Isolate every line in the records below with "forecast" in it.

Source data:
○ ○ ○ ○ ○

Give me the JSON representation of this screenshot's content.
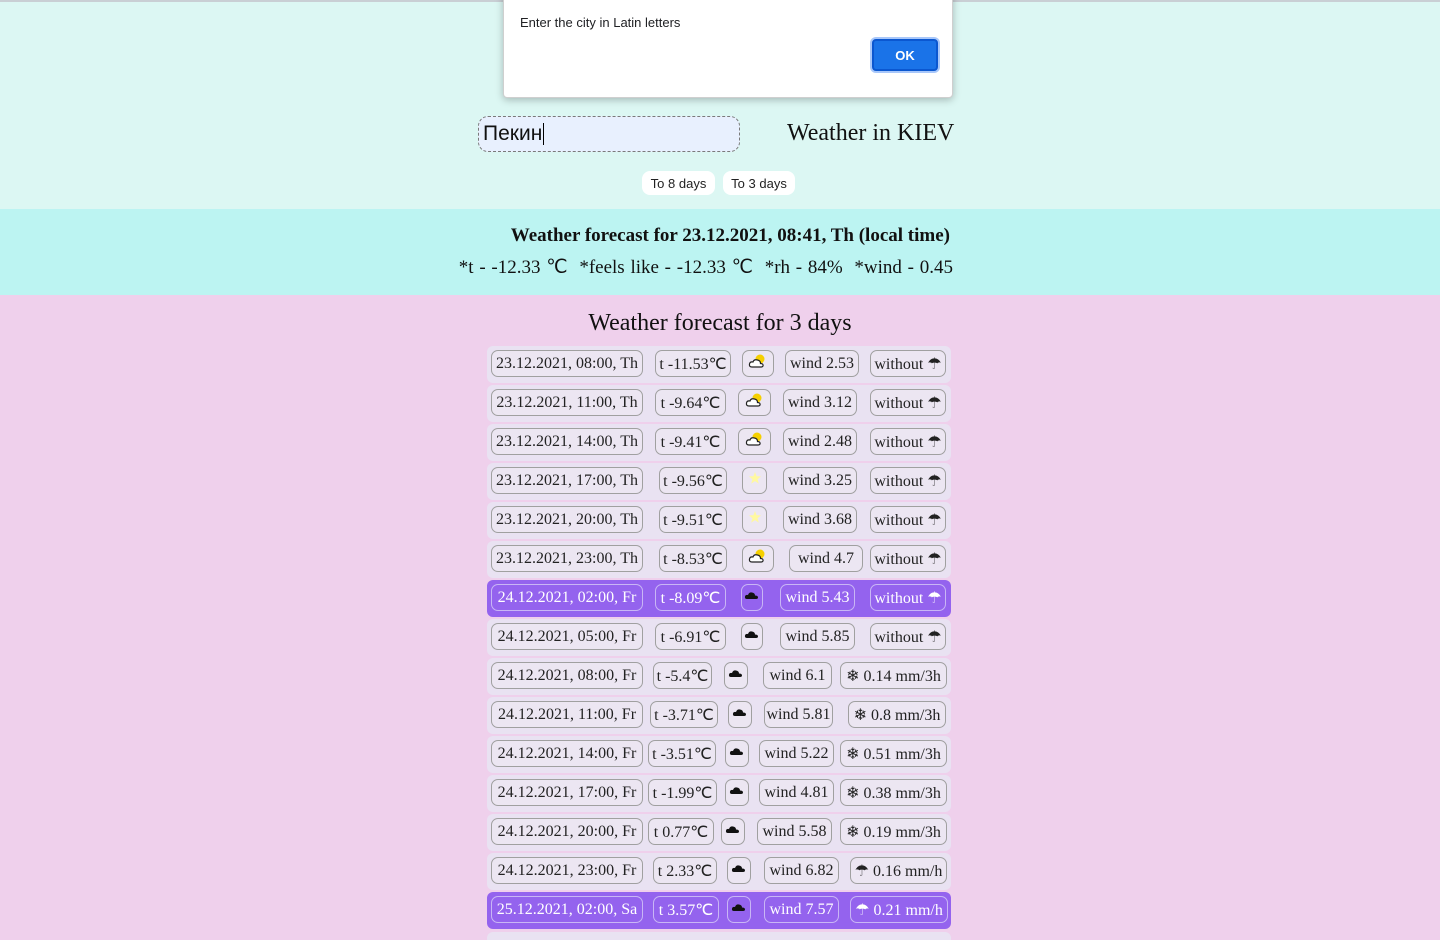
{
  "dialog": {
    "message": "Enter the city in Latin letters",
    "ok_label": "OK"
  },
  "search": {
    "value": "Пекин"
  },
  "weather_in": "Weather in KIEV",
  "buttons": {
    "to8": "To 8 days",
    "to3": "To 3 days"
  },
  "current": {
    "title": "Weather forecast for 23.12.2021, 08:41, Th (local time)",
    "temp": "*t - -12.33 ℃",
    "feels": "*feels like - -12.33 ℃",
    "rh": "*rh - 84%",
    "wind": "*wind - 0.45"
  },
  "forecast_title": "Weather forecast for 3 days",
  "rows": [
    {
      "date": "23.12.2021, 08:00, Th",
      "temp": "t -11.53℃",
      "icon": "cloud-sun-icon",
      "wind": "wind 2.53",
      "precip": "without ☂",
      "hl": false
    },
    {
      "date": "23.12.2021, 11:00, Th",
      "temp": "t -9.64℃",
      "icon": "cloud-sun-icon",
      "wind": "wind 3.12",
      "precip": "without ☂",
      "hl": false
    },
    {
      "date": "23.12.2021, 14:00, Th",
      "temp": "t -9.41℃",
      "icon": "cloud-sun-icon",
      "wind": "wind 2.48",
      "precip": "without ☂",
      "hl": false
    },
    {
      "date": "23.12.2021, 17:00, Th",
      "temp": "t -9.56℃",
      "icon": "star-icon",
      "wind": "wind 3.25",
      "precip": "without ☂",
      "hl": false
    },
    {
      "date": "23.12.2021, 20:00, Th",
      "temp": "t -9.51℃",
      "icon": "star-icon",
      "wind": "wind 3.68",
      "precip": "without ☂",
      "hl": false
    },
    {
      "date": "23.12.2021, 23:00, Th",
      "temp": "t -8.53℃",
      "icon": "cloud-sun-icon",
      "wind": "wind 4.7",
      "precip": "without ☂",
      "hl": false
    },
    {
      "date": "24.12.2021, 02:00, Fr",
      "temp": "t -8.09℃",
      "icon": "cloud-icon",
      "wind": "wind 5.43",
      "precip": "without ☂",
      "hl": true
    },
    {
      "date": "24.12.2021, 05:00, Fr",
      "temp": "t -6.91℃",
      "icon": "cloud-icon",
      "wind": "wind 5.85",
      "precip": "without ☂",
      "hl": false
    },
    {
      "date": "24.12.2021, 08:00, Fr",
      "temp": "t -5.4℃",
      "icon": "cloud-icon",
      "wind": "wind 6.1",
      "precip": "❄ 0.14 mm/3h",
      "hl": false
    },
    {
      "date": "24.12.2021, 11:00, Fr",
      "temp": "t -3.71℃",
      "icon": "cloud-icon",
      "wind": "wind 5.81",
      "precip": "❄ 0.8 mm/3h",
      "hl": false
    },
    {
      "date": "24.12.2021, 14:00, Fr",
      "temp": "t -3.51℃",
      "icon": "cloud-icon",
      "wind": "wind 5.22",
      "precip": "❄ 0.51 mm/3h",
      "hl": false
    },
    {
      "date": "24.12.2021, 17:00, Fr",
      "temp": "t -1.99℃",
      "icon": "cloud-icon",
      "wind": "wind 4.81",
      "precip": "❄ 0.38 mm/3h",
      "hl": false
    },
    {
      "date": "24.12.2021, 20:00, Fr",
      "temp": "t 0.77℃",
      "icon": "cloud-icon",
      "wind": "wind 5.58",
      "precip": "❄ 0.19 mm/3h",
      "hl": false
    },
    {
      "date": "24.12.2021, 23:00, Fr",
      "temp": "t 2.33℃",
      "icon": "cloud-icon",
      "wind": "wind 6.82",
      "precip": "☂ 0.16 mm/h",
      "hl": false
    },
    {
      "date": "25.12.2021, 02:00, Sa",
      "temp": "t 3.57℃",
      "icon": "cloud-icon",
      "wind": "wind 7.57",
      "precip": "☂ 0.21 mm/h",
      "hl": true
    }
  ],
  "colors": {
    "highlight": "#9463ee",
    "header_bg": "#dcf7f3",
    "current_bg": "#bcf4f2",
    "page_bg": "#efd0ec"
  }
}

○ ○ ○ ○ ○

Response for this exercise:
    "title": "Weather forecast for 23.12.2021, 08:41, Th (local time)",
  "forecast_title": "Weather forecast for 3 days",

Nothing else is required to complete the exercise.